[Collected data]
>> Begin
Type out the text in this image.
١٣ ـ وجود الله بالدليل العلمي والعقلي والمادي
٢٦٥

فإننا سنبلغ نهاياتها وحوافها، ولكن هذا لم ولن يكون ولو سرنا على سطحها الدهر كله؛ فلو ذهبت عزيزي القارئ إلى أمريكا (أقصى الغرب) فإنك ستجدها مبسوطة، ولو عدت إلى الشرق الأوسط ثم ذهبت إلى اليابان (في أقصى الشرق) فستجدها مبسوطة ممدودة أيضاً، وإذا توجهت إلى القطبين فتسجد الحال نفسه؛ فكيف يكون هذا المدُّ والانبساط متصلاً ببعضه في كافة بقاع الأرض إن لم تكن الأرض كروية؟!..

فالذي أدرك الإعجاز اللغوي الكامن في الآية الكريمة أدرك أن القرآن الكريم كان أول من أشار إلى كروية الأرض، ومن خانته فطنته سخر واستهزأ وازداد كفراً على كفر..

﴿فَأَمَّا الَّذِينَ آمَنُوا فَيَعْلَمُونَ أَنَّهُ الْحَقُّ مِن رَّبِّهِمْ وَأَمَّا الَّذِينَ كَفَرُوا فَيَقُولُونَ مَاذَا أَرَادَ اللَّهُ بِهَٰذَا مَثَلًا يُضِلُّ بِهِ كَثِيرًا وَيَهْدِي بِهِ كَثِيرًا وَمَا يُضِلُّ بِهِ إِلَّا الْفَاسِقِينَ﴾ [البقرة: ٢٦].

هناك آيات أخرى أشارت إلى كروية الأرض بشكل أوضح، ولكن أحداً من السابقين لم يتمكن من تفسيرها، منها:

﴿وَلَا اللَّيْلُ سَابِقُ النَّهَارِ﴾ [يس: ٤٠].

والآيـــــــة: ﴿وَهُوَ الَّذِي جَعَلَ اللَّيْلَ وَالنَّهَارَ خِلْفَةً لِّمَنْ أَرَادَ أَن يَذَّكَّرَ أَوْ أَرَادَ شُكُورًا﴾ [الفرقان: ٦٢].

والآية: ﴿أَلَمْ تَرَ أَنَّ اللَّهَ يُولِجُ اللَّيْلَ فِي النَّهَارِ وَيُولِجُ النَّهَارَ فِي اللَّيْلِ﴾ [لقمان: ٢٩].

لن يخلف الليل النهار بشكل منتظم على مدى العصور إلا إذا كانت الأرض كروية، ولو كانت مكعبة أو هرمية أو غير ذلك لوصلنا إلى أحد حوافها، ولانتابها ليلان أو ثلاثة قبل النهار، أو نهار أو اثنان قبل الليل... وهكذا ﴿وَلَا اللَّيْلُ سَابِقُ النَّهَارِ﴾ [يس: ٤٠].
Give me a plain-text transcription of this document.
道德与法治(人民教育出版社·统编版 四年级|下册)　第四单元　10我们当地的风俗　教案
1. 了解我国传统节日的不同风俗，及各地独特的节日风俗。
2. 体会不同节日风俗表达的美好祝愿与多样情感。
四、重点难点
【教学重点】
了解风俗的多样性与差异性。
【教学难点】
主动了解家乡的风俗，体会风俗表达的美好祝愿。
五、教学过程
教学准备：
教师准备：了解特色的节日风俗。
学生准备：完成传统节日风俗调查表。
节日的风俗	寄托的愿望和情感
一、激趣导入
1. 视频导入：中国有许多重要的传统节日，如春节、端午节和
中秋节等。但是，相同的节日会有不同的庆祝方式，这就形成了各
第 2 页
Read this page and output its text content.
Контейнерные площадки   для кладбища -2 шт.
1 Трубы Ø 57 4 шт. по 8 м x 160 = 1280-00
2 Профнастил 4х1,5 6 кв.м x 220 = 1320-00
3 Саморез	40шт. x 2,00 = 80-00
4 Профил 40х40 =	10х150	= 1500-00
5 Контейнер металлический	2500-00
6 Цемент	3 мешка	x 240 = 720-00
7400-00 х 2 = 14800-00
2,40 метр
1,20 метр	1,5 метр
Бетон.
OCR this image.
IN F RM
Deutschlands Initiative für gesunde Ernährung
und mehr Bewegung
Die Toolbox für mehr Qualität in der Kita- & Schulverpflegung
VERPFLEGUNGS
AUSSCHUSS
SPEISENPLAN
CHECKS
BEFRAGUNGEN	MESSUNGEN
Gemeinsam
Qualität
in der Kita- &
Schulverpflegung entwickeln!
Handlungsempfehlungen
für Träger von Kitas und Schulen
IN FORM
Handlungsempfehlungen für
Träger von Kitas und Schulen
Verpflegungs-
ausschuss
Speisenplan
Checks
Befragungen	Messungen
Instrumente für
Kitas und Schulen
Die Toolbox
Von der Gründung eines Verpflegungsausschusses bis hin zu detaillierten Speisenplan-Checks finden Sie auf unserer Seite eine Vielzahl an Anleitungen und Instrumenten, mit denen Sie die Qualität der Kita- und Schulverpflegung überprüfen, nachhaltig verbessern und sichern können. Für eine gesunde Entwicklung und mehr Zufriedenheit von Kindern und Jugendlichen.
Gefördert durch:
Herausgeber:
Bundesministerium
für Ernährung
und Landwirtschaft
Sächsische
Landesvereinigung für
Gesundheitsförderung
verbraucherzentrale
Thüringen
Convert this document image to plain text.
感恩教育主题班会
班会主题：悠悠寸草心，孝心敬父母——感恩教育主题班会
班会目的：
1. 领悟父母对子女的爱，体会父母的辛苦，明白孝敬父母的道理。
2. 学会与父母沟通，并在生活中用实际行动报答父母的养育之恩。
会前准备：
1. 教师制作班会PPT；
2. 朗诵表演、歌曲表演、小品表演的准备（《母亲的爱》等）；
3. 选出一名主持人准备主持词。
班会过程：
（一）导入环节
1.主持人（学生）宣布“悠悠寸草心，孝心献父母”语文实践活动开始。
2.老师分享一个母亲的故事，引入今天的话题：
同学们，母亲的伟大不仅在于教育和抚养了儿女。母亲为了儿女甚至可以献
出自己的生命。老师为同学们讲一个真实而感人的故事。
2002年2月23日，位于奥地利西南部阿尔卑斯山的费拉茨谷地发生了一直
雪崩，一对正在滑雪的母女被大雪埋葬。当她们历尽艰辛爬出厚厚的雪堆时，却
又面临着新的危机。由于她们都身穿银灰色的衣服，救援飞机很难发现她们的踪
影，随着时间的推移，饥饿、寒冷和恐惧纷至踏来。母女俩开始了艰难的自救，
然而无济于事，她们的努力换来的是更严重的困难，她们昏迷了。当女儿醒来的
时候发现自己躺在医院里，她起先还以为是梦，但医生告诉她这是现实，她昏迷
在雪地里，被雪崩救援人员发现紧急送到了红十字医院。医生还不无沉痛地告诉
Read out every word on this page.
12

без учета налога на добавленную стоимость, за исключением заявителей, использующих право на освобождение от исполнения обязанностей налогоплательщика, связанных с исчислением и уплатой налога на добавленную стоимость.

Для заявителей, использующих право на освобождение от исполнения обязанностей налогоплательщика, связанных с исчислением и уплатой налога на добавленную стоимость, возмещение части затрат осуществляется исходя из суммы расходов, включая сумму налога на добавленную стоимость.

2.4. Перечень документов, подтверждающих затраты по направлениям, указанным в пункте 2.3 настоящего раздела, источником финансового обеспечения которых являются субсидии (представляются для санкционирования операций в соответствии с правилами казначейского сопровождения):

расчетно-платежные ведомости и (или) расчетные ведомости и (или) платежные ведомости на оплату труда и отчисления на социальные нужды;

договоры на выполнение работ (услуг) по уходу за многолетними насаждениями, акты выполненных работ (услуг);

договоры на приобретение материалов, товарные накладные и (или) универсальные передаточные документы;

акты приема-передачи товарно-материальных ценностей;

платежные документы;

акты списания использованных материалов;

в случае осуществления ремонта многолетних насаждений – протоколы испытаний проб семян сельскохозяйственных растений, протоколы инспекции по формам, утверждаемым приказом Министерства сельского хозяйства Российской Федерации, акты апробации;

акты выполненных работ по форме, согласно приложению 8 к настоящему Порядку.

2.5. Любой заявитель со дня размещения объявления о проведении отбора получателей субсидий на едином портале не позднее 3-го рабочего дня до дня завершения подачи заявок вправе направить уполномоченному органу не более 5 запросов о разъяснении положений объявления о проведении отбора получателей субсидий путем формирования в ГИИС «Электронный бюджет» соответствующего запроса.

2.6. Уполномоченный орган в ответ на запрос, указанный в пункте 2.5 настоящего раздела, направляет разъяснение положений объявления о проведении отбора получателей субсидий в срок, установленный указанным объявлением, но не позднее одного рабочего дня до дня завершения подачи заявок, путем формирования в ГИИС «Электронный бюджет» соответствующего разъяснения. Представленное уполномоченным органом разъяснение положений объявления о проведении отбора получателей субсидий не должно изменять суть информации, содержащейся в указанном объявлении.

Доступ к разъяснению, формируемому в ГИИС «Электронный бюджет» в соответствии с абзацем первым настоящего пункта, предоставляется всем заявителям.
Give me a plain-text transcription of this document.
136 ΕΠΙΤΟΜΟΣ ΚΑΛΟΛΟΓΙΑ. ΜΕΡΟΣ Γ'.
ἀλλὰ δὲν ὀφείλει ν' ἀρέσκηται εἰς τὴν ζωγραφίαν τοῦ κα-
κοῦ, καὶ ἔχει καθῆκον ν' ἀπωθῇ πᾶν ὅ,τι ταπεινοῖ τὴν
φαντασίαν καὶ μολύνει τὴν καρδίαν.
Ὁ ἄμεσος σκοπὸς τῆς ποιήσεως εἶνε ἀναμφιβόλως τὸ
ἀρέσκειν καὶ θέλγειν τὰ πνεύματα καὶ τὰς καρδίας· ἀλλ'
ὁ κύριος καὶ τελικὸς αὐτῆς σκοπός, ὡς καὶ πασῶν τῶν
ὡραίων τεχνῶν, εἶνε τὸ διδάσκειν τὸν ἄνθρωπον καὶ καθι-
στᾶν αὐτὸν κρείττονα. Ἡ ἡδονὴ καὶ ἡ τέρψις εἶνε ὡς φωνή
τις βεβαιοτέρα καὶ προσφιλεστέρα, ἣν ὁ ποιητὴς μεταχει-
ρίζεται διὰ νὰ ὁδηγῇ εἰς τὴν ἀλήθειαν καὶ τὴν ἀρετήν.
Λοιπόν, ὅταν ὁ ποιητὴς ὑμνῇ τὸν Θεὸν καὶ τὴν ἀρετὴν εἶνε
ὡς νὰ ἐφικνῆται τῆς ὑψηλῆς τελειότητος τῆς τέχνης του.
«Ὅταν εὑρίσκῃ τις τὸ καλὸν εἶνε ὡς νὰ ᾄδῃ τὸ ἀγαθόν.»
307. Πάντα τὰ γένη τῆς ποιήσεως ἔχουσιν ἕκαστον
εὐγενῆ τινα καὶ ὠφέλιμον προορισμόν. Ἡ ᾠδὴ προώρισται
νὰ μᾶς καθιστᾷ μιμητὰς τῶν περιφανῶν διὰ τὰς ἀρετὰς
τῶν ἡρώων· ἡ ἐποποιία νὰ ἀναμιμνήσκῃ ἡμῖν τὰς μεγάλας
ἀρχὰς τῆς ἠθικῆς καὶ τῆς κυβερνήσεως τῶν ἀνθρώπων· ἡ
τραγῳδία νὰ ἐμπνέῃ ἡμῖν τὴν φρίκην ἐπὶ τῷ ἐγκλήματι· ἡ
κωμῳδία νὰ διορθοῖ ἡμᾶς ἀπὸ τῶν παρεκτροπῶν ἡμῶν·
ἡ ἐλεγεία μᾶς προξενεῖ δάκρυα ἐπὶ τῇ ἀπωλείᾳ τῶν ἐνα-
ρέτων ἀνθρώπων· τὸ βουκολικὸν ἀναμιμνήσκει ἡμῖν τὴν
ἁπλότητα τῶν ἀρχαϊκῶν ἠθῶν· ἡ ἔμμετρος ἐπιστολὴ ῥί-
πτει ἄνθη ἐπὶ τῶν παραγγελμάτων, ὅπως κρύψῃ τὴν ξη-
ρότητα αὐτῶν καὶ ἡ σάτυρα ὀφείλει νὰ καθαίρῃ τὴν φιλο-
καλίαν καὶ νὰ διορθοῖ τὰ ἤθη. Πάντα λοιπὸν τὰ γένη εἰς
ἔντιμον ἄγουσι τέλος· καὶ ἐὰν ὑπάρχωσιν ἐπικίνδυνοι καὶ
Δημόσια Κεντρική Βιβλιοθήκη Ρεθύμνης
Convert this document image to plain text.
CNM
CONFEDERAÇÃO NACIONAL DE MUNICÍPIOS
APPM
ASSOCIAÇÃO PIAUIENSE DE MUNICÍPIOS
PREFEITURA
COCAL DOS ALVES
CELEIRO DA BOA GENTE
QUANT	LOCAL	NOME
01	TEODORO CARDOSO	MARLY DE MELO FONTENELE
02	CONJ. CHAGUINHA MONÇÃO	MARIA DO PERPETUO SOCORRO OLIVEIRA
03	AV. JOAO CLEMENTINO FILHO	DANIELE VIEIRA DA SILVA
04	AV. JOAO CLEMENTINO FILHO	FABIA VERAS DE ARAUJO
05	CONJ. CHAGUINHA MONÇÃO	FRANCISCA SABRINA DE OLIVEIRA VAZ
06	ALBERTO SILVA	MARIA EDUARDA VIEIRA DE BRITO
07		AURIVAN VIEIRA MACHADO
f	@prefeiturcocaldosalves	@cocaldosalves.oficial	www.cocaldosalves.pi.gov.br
>> End
• SHORT PROBLEM:
List all lines in the material containing the string "SILVA".

• EXERCISE SOLUTION:
03	AV. JOAO CLEMENTINO FILHO	DANIELE VIEIRA DA SILVA
06	ALBERTO SILVA	MARIA EDUARDA VIEIRA DE BRITO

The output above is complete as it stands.